**WHAT THE TASK REQUIRES**
Can you restate the records below word for word?

**** RECORDS SHOWN ****

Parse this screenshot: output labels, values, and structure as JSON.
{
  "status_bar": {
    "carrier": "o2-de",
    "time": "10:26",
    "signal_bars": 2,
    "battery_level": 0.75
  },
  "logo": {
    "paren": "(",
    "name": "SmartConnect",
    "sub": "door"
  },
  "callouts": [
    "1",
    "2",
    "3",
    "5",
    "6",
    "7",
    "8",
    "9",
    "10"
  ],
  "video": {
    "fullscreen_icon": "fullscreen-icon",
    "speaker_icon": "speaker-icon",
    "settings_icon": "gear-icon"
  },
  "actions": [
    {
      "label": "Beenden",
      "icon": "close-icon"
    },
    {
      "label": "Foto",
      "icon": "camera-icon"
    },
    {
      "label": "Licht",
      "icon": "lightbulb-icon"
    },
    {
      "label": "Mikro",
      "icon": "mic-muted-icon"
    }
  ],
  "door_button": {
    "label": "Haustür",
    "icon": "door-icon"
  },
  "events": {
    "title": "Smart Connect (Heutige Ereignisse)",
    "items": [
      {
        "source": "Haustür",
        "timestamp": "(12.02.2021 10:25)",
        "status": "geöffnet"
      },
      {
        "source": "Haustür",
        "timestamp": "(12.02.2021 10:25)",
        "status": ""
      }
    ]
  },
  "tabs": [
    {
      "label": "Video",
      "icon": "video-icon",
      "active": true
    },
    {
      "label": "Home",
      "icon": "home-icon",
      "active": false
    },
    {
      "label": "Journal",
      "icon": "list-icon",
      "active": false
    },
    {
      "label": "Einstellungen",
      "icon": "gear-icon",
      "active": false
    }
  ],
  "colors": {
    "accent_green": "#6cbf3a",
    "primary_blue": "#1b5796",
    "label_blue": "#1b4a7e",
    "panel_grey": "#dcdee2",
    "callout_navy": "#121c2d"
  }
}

****

**ANSWER TO THIS PROBLEM**
Parse this screenshot: output labels, values, and structure as JSON.
{
  "status_bar": {
    "carrier": "o2-de",
    "time": "10:26",
    "signal_bars": 2,
    "battery_level": 0.75
  },
  "logo": {
    "paren": "(",
    "name": "SmartConnect",
    "sub": "door"
  },
  "callouts": [
    "1",
    "2",
    "3",
    "5",
    "6",
    "7",
    "8",
    "9",
    "10"
  ],
  "video": {
    "fullscreen_icon": "fullscreen-icon",
    "speaker_icon": "speaker-icon",
    "settings_icon": "gear-icon"
  },
  "actions": [
    {
      "label": "Beenden",
      "icon": "close-icon"
    },
    {
      "label": "Foto",
      "icon": "camera-icon"
    },
    {
      "label": "Licht",
      "icon": "lightbulb-icon"
    },
    {
      "label": "Mikro",
      "icon": "mic-muted-icon"
    }
  ],
  "door_button": {
    "label": "Haustür",
    "icon": "door-icon"
  },
  "events": {
    "title": "Smart Connect (Heutige Ereignisse)",
    "items": [
      {
        "source": "Haustür",
        "timestamp": "(12.02.2021 10:25)",
        "status": "geöffnet"
      },
      {
        "source": "Haustür",
        "timestamp": "(12.02.2021 10:25)",
        "status": ""
      }
    ]
  },
  "tabs": [
    {
      "label": "Video",
      "icon": "video-icon",
      "active": true
    },
    {
      "label": "Home",
      "icon": "home-icon",
      "active": false
    },
    {
      "label": "Journal",
      "icon": "list-icon",
      "active": false
    },
    {
      "label": "Einstellungen",
      "icon": "gear-icon",
      "active": false
    }
  ],
  "colors": {
    "accent_green": "#6cbf3a",
    "primary_blue": "#1b5796",
    "label_blue": "#1b4a7e",
    "panel_grey": "#dcdee2",
    "callout_navy": "#121c2d"
  }
}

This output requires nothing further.